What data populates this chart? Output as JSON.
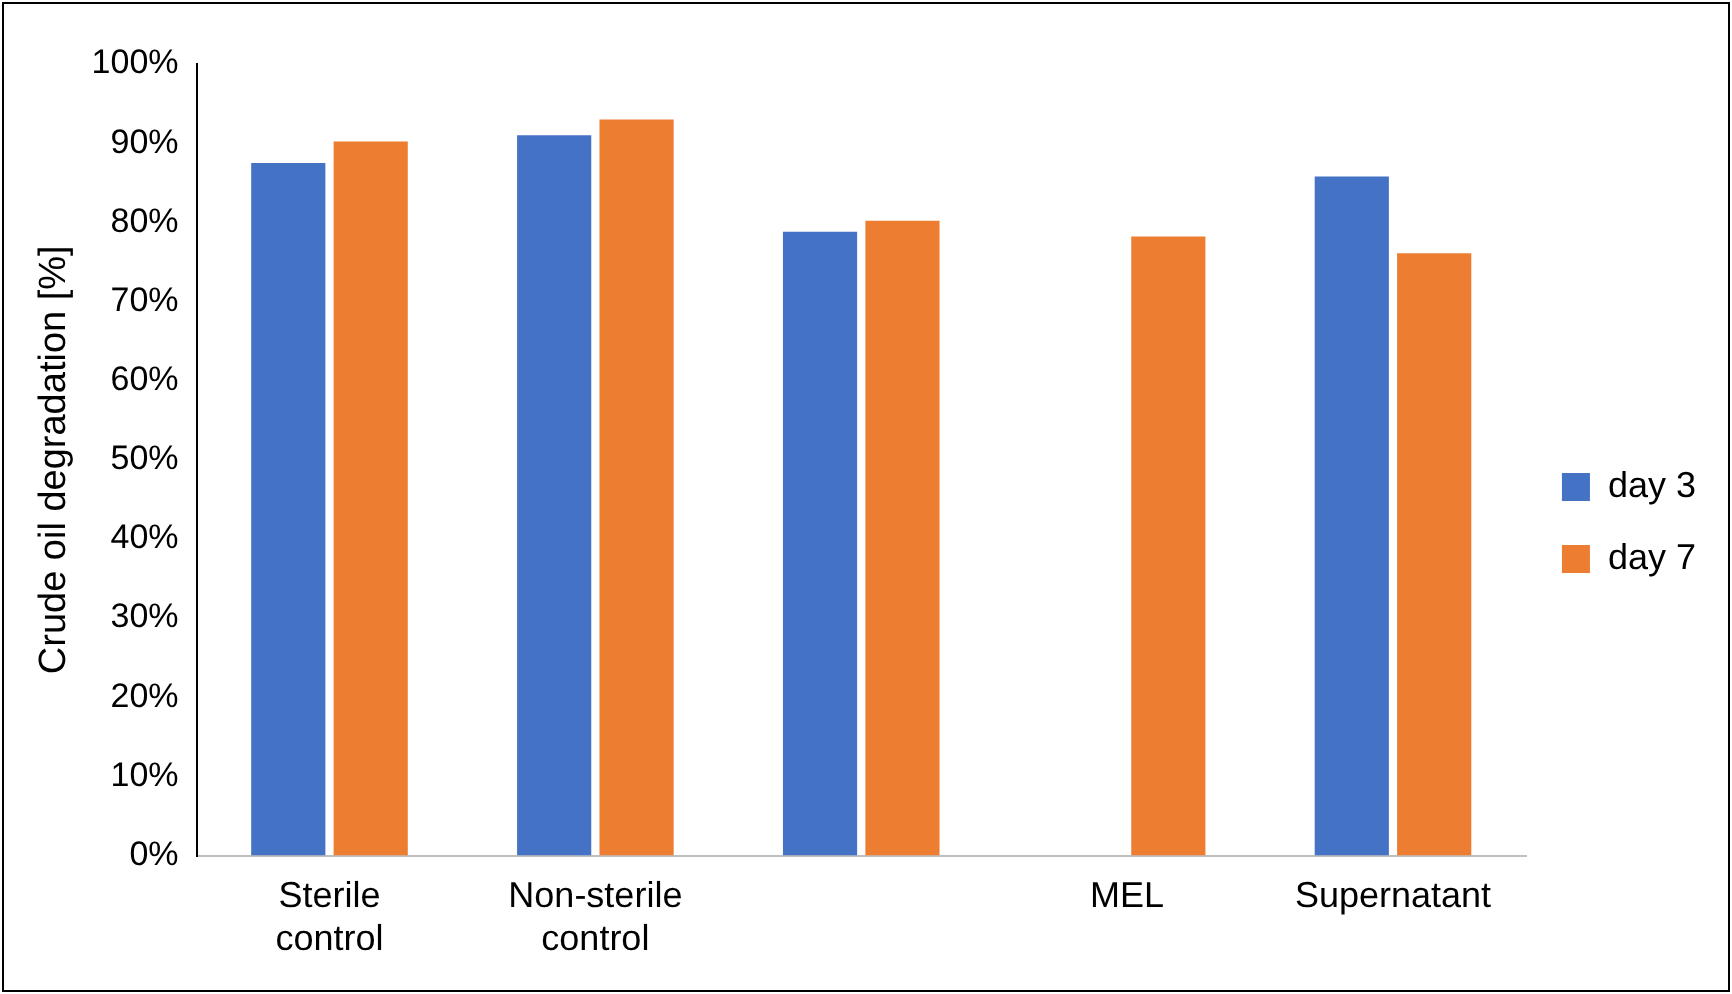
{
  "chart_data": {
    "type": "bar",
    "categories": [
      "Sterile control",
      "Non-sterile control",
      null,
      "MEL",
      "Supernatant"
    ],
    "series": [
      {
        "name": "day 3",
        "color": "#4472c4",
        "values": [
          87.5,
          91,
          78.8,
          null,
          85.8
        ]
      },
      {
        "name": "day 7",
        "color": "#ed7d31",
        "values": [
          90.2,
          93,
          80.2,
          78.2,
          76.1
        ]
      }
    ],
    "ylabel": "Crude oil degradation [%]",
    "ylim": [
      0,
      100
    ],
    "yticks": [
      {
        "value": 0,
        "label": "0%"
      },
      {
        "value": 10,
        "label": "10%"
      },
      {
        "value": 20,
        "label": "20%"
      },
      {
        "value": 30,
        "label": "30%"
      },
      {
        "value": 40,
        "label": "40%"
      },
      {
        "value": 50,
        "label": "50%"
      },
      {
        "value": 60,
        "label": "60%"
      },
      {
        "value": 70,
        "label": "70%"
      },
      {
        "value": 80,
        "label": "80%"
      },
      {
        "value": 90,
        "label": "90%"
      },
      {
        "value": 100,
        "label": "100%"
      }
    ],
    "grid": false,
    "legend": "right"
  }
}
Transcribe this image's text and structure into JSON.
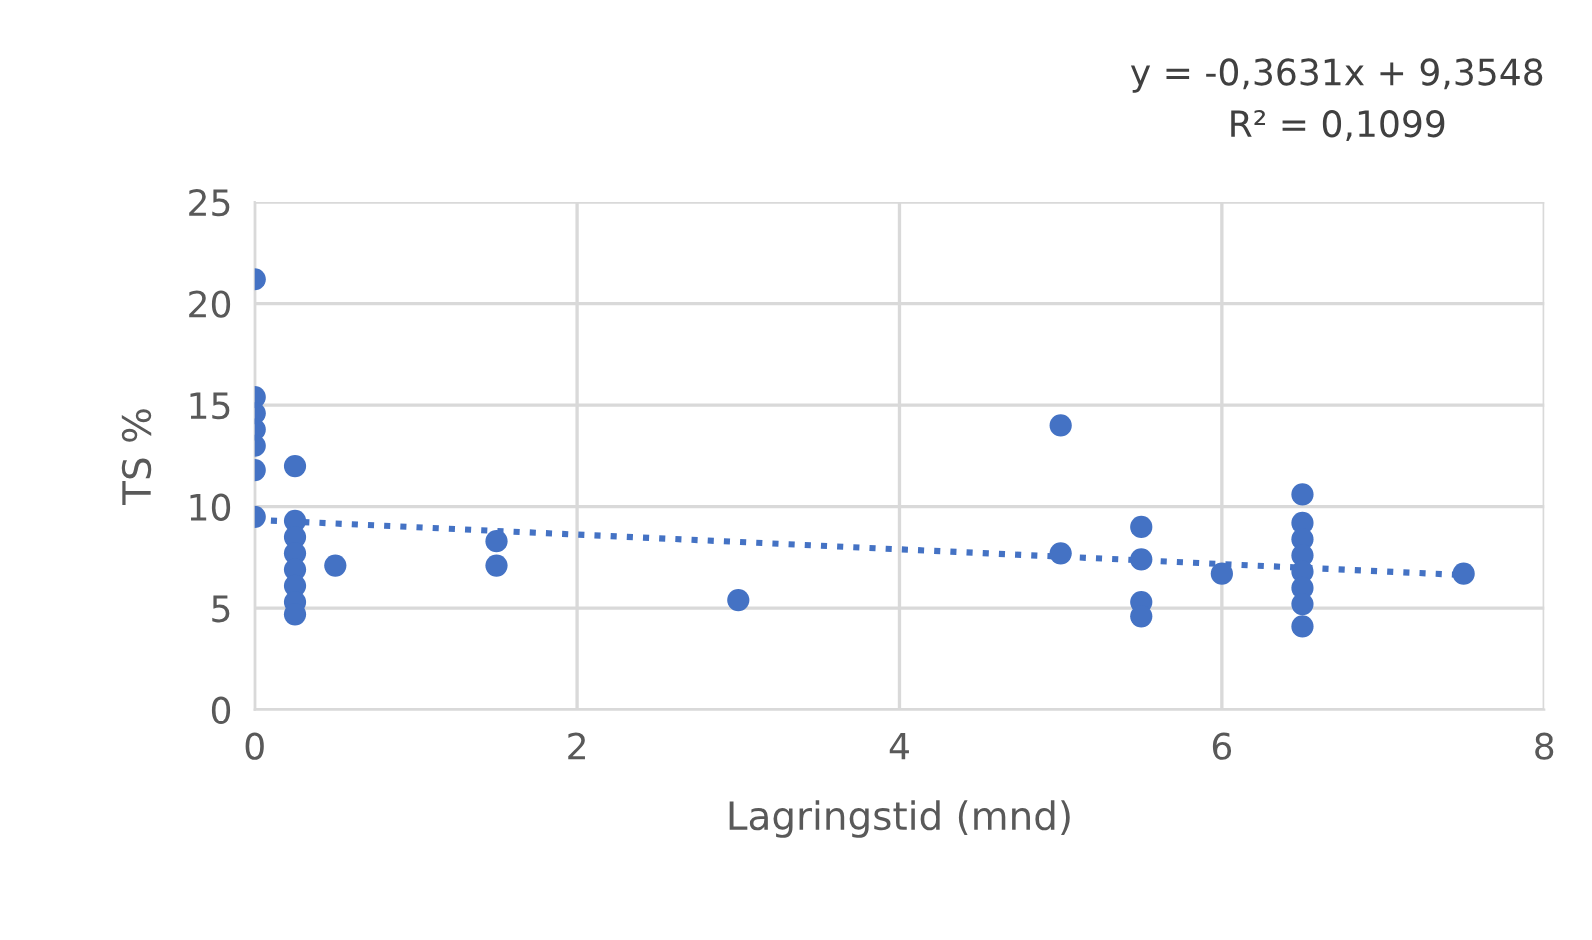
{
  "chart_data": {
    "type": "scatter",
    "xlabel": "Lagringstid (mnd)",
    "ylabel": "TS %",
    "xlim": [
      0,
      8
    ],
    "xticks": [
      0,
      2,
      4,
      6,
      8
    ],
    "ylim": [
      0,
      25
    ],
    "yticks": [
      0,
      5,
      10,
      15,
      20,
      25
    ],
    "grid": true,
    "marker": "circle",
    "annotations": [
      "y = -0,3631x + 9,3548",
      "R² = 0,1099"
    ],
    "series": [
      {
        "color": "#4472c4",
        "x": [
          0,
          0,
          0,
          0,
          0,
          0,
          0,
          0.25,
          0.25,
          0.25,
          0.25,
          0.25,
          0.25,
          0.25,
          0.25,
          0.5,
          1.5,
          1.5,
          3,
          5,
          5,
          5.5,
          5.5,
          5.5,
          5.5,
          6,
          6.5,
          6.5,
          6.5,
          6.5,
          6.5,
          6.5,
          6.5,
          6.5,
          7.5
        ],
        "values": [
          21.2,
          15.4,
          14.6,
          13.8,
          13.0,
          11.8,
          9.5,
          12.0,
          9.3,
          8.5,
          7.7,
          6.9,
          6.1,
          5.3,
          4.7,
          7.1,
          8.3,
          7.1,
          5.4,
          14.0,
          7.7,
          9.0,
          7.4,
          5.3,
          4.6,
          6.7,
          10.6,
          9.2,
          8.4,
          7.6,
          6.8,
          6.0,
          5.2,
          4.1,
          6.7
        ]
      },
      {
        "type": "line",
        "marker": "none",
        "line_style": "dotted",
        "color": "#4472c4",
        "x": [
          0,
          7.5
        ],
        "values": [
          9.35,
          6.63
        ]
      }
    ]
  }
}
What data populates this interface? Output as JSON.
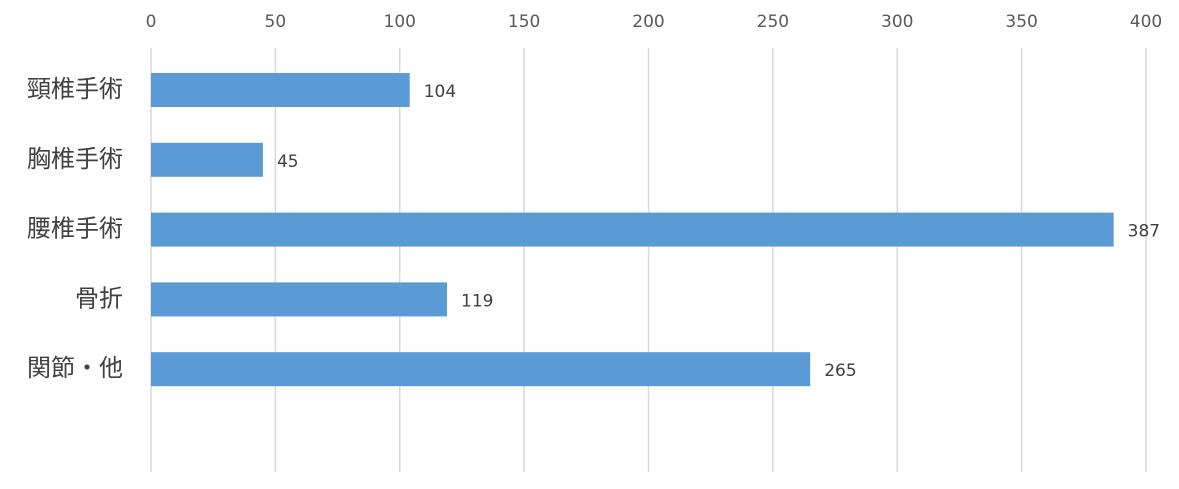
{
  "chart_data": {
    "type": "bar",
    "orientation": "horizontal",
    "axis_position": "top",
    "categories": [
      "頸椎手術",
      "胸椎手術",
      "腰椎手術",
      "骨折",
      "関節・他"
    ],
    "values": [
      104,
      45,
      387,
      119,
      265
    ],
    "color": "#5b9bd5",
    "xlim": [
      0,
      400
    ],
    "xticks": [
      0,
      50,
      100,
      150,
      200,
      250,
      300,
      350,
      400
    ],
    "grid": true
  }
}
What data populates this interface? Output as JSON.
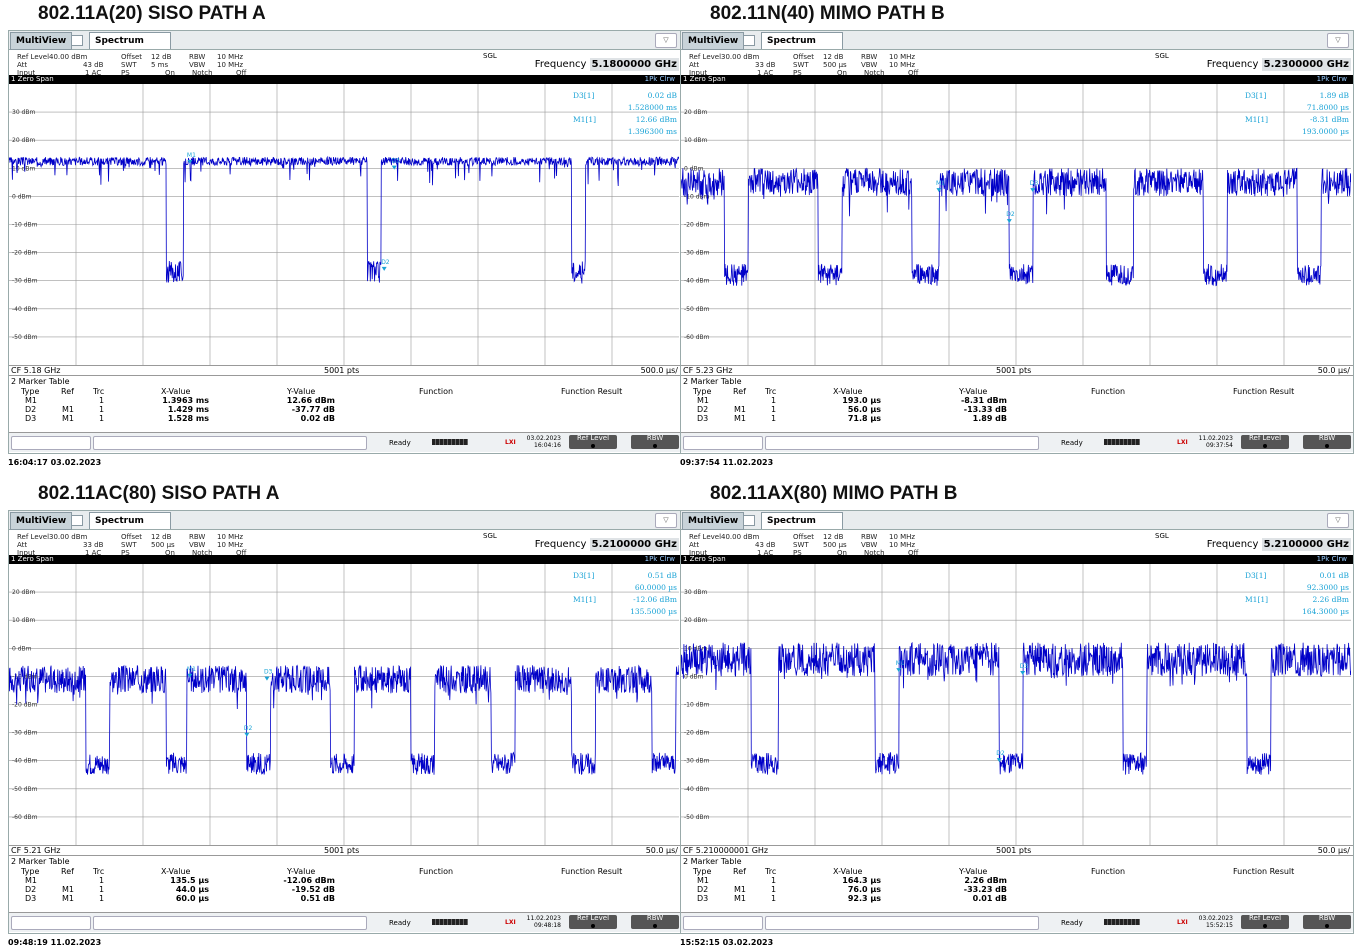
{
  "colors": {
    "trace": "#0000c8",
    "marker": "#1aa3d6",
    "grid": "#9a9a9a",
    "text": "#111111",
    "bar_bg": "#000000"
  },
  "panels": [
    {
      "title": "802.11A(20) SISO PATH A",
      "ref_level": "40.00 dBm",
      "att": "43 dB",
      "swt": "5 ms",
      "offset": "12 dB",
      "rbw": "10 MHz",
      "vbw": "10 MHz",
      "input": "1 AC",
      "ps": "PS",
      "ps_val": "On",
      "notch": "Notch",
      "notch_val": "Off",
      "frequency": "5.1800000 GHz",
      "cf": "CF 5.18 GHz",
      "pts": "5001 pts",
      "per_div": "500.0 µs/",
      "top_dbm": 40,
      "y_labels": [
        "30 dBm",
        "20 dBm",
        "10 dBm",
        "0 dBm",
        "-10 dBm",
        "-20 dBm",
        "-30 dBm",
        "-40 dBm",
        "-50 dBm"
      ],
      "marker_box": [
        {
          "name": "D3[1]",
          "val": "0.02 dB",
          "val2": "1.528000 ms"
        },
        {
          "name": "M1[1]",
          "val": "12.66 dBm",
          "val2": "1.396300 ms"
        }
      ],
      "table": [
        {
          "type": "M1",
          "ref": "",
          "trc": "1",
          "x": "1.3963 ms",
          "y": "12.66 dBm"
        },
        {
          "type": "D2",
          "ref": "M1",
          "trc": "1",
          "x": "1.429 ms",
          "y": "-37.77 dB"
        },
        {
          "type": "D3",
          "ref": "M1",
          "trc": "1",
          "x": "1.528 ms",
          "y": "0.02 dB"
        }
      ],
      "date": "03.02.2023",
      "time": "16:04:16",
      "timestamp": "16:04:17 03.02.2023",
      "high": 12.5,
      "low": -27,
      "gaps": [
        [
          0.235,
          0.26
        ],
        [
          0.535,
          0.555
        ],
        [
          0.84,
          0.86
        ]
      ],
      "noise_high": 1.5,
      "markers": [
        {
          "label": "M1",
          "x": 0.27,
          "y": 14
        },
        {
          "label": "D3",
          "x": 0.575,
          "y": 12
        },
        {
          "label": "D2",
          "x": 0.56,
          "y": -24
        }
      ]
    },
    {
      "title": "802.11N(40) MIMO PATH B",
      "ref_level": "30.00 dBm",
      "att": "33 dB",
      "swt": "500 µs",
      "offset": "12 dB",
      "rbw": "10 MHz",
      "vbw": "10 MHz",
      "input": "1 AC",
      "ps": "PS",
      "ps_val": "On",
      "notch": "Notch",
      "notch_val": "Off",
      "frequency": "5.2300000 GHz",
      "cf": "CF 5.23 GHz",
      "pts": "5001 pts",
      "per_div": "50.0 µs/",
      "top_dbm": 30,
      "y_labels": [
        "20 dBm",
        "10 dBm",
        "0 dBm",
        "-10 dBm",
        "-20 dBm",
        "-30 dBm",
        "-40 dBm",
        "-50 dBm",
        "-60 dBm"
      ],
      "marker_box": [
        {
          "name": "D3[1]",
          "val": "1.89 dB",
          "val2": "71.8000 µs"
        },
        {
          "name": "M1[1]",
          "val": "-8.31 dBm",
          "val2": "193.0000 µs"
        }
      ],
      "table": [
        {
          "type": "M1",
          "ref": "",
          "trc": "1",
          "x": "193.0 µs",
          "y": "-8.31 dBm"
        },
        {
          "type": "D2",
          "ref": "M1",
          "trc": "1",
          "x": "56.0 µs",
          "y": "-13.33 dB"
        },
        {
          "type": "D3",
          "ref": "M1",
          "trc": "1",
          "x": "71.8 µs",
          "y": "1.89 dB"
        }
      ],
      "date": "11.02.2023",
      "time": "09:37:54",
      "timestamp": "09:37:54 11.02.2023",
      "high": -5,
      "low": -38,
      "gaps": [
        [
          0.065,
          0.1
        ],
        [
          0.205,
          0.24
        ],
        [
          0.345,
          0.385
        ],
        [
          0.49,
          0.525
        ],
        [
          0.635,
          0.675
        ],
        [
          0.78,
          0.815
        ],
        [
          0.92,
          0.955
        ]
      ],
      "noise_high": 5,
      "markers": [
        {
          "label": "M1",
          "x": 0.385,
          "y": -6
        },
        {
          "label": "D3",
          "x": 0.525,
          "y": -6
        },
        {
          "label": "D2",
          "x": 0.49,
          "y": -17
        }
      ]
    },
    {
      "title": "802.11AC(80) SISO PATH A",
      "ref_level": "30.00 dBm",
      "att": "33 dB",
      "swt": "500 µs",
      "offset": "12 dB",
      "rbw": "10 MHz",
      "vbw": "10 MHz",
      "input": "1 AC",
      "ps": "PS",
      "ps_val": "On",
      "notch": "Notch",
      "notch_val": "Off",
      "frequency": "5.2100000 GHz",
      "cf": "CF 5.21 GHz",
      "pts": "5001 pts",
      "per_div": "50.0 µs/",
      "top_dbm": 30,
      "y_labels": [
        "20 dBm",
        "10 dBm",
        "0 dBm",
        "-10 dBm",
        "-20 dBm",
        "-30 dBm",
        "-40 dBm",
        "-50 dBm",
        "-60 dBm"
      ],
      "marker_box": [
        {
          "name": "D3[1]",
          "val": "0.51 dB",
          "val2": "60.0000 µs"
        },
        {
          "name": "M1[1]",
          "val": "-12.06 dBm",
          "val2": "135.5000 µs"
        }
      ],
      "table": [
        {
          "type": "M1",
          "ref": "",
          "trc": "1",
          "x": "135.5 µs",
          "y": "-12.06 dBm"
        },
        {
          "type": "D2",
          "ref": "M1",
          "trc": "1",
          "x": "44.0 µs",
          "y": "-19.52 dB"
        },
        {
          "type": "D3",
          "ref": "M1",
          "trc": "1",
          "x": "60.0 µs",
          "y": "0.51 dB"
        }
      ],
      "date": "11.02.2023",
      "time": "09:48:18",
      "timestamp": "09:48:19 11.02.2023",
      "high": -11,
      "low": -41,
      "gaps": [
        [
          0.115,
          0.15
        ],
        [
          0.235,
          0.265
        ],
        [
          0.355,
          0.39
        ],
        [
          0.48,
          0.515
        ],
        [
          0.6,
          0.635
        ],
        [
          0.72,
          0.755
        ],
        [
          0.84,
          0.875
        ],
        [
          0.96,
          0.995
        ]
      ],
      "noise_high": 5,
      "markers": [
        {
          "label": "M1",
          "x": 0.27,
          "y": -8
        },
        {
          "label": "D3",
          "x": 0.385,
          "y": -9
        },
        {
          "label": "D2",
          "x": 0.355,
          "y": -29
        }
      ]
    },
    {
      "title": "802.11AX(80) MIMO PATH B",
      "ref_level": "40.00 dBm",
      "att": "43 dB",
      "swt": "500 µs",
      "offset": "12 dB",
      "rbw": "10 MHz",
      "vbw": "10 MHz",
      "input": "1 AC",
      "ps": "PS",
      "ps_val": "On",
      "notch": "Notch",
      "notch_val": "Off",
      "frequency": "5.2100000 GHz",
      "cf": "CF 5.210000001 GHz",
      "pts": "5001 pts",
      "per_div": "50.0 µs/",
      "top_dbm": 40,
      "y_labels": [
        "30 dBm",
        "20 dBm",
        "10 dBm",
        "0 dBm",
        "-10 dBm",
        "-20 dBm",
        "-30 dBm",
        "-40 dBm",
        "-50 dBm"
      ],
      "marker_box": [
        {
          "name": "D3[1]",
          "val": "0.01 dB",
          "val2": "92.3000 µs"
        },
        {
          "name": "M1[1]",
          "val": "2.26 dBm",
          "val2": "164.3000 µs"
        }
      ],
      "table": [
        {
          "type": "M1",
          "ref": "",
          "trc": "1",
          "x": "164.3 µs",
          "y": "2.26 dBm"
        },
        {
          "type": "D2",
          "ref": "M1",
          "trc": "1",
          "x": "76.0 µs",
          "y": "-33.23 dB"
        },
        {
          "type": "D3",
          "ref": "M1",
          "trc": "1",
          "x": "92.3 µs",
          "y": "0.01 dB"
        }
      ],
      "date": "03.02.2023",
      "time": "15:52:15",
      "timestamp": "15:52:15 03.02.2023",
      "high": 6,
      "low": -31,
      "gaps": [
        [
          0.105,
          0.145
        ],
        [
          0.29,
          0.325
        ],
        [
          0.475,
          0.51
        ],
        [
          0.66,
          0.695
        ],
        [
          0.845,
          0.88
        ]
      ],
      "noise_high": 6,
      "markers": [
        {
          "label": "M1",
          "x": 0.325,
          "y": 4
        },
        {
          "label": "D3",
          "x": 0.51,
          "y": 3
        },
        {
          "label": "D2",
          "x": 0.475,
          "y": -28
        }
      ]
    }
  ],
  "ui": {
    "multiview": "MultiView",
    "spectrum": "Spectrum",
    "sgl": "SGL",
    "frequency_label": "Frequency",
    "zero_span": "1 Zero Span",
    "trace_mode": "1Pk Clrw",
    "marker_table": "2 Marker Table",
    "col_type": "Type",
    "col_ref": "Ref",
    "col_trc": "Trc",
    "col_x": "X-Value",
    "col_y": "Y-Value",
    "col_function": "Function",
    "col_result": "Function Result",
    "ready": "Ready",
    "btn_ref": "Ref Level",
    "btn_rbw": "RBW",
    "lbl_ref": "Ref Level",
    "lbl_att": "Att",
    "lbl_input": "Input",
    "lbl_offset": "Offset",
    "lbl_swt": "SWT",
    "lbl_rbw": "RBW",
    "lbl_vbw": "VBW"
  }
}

************

### WHAT IS REQUIRED
Gather up every line in the data above that contains the word "control", copying each one.

### RESPONSE
      "Sterile control",
      "Non-sterile control",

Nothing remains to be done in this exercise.